▶ What the exercise asks
Identify each line in the records below that contains the word "mean", and copy it.

────────

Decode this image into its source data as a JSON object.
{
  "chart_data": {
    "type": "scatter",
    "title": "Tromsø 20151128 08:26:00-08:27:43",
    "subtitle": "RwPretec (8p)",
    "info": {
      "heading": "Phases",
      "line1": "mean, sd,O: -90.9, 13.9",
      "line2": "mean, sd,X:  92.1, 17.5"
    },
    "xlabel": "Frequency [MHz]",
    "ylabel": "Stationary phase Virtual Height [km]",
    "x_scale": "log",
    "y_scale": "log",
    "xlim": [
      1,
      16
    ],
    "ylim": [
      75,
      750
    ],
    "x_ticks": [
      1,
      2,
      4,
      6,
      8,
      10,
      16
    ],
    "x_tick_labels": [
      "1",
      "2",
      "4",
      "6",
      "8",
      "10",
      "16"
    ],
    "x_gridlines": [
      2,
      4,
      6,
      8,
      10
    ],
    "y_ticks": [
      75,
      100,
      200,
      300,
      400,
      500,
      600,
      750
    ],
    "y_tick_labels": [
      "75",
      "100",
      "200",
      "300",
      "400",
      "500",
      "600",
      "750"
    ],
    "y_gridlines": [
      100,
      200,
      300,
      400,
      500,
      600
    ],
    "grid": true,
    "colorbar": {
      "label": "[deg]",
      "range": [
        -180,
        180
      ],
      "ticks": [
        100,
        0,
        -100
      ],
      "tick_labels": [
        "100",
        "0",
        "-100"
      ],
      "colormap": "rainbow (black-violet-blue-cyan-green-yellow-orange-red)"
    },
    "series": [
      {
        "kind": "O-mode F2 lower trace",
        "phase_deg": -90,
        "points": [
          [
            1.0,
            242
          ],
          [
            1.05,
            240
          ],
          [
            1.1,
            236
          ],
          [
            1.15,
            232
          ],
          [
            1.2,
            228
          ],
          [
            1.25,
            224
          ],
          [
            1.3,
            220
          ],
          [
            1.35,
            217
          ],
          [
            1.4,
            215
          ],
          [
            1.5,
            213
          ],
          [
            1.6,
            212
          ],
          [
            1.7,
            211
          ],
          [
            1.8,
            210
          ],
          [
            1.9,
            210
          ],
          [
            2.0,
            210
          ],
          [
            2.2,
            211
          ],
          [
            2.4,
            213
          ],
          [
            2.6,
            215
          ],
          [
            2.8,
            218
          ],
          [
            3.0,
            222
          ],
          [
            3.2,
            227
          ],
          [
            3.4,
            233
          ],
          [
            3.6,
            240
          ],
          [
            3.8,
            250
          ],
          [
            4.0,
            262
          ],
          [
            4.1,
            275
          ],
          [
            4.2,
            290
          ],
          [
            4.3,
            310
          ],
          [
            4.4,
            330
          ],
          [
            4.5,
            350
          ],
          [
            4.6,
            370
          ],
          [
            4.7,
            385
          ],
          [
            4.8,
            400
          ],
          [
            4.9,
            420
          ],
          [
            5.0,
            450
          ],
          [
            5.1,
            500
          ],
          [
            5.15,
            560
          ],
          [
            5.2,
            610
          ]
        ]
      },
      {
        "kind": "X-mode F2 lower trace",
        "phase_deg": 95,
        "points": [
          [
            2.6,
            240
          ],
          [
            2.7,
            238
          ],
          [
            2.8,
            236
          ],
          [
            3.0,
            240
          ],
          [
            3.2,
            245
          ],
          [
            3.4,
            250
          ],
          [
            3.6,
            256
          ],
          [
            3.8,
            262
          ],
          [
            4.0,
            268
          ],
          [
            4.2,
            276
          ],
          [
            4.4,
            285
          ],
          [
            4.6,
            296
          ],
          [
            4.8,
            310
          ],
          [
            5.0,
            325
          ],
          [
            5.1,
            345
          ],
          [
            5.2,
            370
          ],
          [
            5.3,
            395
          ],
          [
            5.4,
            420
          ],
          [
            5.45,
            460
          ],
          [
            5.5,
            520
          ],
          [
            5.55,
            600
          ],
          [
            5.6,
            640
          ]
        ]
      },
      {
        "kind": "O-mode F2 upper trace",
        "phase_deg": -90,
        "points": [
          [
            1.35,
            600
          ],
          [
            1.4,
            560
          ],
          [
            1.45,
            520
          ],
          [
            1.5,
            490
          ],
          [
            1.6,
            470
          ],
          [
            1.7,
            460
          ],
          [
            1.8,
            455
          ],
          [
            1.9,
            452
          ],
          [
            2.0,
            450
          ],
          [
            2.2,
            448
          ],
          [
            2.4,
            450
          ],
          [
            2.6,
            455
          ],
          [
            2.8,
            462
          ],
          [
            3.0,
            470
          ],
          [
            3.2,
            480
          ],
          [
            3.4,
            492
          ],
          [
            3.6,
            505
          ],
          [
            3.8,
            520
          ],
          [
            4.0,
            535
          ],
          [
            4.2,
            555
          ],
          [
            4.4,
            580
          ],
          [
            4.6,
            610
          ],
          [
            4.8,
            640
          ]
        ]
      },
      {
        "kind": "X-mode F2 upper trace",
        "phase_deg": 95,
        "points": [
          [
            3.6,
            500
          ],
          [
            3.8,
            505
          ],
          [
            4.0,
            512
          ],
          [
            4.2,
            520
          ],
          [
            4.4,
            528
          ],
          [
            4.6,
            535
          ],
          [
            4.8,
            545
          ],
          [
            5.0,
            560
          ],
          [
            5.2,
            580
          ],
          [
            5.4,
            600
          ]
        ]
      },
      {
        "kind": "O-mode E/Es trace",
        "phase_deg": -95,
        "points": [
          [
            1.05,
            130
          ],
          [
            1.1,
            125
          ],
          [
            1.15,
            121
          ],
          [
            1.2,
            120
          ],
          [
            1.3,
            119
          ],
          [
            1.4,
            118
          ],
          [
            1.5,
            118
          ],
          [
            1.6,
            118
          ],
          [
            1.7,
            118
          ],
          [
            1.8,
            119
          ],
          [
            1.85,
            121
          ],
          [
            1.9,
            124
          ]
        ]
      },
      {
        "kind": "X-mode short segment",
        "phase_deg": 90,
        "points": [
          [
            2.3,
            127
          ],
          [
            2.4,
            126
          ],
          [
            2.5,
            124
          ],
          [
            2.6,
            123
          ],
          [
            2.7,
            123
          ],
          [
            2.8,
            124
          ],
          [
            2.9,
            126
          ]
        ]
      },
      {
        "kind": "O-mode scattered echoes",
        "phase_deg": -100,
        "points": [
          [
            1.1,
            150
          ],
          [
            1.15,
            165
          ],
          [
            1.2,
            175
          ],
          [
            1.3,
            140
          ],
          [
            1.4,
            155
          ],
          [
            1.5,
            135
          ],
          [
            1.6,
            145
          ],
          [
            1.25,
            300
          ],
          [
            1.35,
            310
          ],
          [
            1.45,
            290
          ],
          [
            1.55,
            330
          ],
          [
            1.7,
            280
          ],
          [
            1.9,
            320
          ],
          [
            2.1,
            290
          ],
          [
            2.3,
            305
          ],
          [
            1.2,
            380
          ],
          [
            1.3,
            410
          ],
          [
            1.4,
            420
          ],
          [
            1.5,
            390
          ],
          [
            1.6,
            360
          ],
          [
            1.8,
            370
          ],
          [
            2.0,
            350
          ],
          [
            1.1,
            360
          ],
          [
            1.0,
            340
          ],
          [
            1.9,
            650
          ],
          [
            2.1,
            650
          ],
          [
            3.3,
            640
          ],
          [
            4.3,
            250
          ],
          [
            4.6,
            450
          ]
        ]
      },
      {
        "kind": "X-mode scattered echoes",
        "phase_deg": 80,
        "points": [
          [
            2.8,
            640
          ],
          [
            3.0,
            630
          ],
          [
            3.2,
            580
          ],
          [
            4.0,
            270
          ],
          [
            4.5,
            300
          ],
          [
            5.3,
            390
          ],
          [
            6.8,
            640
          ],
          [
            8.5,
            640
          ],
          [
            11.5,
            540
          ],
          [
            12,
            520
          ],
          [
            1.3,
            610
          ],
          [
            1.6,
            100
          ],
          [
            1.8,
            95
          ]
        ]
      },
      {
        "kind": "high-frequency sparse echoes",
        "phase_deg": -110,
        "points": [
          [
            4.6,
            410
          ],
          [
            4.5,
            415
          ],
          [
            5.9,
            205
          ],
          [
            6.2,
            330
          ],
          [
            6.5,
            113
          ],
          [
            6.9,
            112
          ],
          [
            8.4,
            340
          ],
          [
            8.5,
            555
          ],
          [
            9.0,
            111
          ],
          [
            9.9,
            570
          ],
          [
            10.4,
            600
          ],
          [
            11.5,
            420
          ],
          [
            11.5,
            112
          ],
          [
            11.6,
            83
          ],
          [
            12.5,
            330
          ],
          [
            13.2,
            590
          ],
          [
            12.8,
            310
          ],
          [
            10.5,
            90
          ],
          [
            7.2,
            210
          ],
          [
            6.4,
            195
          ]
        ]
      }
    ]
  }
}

────────

▶ Exercise solution
      "line1": "mean, sd,O: -90.9, 13.9",
      "line2": "mean, sd,X:  92.1, 17.5"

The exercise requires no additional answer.